## EXERCISE DESCRIPTION
Write the count of lines that contain the word "this" and nothing else.

## RECORDED DATA
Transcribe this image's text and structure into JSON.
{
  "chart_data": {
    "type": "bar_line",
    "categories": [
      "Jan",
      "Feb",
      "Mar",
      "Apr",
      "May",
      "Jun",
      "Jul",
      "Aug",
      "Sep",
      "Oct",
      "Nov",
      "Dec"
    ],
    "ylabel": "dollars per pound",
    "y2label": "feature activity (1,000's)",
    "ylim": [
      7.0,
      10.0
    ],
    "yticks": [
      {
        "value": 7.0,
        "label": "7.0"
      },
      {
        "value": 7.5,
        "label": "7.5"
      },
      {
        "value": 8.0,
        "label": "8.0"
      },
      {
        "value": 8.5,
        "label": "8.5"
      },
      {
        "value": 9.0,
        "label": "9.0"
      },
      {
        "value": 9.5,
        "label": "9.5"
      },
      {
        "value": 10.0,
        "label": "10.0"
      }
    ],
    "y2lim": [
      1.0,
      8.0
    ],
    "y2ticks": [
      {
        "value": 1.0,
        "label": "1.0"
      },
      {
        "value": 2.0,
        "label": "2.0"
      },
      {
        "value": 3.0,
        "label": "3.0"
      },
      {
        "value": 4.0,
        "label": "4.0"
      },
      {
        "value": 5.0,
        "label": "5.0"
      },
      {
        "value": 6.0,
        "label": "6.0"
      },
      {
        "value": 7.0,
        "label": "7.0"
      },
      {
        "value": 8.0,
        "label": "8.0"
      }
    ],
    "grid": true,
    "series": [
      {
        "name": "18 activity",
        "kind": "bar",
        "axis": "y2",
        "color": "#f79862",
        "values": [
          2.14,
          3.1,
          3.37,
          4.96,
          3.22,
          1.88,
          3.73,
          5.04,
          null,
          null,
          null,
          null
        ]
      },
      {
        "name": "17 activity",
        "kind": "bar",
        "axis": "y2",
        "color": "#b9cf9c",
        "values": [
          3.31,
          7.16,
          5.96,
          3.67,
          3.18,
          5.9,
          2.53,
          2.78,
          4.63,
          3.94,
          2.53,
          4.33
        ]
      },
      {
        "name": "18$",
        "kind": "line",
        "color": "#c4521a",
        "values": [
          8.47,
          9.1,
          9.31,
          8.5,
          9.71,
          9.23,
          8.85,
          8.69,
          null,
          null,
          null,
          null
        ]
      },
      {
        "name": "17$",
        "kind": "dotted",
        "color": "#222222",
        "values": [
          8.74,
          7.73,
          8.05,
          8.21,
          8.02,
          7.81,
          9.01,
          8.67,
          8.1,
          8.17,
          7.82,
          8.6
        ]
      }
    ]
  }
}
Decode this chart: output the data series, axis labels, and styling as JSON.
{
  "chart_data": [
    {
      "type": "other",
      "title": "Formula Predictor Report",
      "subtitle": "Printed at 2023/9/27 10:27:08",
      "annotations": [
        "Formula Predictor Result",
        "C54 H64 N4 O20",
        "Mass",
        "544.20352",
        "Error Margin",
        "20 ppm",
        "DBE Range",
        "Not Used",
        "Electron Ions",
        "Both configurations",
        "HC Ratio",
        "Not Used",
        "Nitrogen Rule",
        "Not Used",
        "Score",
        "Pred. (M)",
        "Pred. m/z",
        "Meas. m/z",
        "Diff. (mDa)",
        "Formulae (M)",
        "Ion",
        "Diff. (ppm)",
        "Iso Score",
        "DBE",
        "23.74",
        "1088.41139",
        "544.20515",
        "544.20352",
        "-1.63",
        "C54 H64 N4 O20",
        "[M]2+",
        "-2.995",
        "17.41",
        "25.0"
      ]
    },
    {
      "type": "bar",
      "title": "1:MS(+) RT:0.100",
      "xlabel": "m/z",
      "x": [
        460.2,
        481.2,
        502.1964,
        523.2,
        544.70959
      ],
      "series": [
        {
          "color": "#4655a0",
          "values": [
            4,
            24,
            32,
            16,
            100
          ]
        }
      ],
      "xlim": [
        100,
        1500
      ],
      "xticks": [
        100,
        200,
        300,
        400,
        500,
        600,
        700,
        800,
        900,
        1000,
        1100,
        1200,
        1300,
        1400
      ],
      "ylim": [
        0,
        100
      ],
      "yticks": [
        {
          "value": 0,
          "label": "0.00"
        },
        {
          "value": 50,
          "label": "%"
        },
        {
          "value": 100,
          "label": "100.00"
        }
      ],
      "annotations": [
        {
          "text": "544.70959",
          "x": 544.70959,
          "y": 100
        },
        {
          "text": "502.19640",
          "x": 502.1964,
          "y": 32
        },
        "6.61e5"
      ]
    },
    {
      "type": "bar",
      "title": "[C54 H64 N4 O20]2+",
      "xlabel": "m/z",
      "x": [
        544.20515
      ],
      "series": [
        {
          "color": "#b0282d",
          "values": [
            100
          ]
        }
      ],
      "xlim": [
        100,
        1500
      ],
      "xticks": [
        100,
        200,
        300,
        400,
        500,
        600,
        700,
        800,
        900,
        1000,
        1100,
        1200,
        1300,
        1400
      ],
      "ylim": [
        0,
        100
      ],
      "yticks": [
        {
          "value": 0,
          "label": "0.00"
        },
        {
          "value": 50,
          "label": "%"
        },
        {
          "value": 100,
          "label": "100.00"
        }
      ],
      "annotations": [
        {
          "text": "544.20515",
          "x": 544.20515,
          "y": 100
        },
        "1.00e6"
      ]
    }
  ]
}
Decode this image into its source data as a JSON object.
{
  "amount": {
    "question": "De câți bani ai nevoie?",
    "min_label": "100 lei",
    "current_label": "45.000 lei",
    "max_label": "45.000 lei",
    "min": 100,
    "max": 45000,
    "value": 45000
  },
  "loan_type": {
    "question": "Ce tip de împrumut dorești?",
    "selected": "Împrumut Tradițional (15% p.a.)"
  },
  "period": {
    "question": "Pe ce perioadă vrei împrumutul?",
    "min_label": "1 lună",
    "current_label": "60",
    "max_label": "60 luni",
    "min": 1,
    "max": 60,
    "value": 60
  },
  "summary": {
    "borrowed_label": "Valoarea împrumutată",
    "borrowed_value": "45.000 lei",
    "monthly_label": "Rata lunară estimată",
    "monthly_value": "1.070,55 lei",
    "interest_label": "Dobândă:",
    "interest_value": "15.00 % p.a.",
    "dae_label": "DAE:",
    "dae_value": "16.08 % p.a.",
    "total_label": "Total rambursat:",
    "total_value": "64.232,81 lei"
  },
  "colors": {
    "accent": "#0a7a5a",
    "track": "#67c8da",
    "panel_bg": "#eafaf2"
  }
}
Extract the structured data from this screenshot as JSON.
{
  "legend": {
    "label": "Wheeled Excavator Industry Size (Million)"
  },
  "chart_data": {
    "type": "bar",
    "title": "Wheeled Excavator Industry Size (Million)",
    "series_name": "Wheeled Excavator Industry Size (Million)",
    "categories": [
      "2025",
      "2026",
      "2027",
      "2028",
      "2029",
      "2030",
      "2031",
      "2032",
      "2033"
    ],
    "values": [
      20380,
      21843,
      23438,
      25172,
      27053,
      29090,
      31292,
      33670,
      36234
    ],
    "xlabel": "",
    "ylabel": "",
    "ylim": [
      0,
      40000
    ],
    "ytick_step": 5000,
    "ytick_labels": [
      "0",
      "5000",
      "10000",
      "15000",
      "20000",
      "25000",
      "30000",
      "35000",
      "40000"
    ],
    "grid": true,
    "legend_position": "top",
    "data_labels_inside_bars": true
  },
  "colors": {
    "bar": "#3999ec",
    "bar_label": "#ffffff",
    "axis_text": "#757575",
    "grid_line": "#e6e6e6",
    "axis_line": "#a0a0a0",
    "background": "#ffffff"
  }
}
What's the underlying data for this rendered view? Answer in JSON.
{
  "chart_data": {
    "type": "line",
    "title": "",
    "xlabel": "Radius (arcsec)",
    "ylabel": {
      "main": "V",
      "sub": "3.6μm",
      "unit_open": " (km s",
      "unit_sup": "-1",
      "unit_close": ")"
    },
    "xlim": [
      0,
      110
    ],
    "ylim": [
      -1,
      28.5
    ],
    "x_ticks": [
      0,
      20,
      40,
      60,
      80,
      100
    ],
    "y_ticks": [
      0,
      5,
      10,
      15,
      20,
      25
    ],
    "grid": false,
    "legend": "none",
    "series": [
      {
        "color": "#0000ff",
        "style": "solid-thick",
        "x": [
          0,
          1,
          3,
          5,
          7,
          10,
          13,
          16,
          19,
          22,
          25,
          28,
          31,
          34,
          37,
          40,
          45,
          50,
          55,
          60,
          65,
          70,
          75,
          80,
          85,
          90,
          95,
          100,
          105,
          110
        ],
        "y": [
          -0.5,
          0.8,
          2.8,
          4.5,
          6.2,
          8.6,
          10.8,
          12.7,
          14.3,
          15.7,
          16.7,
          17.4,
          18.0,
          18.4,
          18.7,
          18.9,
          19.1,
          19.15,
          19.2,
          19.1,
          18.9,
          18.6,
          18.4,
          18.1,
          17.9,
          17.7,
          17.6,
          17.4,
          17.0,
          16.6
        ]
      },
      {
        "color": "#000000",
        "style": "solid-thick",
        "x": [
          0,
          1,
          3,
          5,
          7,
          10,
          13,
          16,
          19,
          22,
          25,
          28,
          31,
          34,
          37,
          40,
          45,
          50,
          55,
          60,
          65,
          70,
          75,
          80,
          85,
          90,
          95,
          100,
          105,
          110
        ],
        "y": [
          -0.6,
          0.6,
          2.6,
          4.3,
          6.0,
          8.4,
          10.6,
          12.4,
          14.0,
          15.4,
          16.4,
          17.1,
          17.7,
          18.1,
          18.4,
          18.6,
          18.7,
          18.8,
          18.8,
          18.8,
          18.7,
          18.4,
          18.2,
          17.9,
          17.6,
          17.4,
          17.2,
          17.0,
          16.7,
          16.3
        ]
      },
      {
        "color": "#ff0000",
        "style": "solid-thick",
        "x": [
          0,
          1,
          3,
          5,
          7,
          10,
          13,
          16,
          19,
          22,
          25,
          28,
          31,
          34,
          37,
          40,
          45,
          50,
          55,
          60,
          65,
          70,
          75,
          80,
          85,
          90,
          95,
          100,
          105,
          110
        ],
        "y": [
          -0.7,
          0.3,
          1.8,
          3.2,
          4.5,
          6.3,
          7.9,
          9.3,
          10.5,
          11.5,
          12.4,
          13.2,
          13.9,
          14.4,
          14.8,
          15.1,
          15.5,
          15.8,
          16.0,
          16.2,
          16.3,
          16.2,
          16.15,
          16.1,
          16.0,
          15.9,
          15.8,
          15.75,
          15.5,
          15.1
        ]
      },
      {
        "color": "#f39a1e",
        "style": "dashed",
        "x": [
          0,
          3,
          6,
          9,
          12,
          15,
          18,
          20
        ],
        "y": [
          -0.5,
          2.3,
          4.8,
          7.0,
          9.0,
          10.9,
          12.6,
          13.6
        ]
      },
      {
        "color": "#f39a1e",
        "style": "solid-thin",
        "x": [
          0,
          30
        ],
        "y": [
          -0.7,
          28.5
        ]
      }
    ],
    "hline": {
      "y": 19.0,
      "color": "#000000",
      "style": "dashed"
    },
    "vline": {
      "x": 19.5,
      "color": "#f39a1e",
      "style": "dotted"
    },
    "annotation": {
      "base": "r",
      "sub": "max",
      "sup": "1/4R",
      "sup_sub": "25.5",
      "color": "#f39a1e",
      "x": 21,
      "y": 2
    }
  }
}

## WRITTEN SOLUTION
5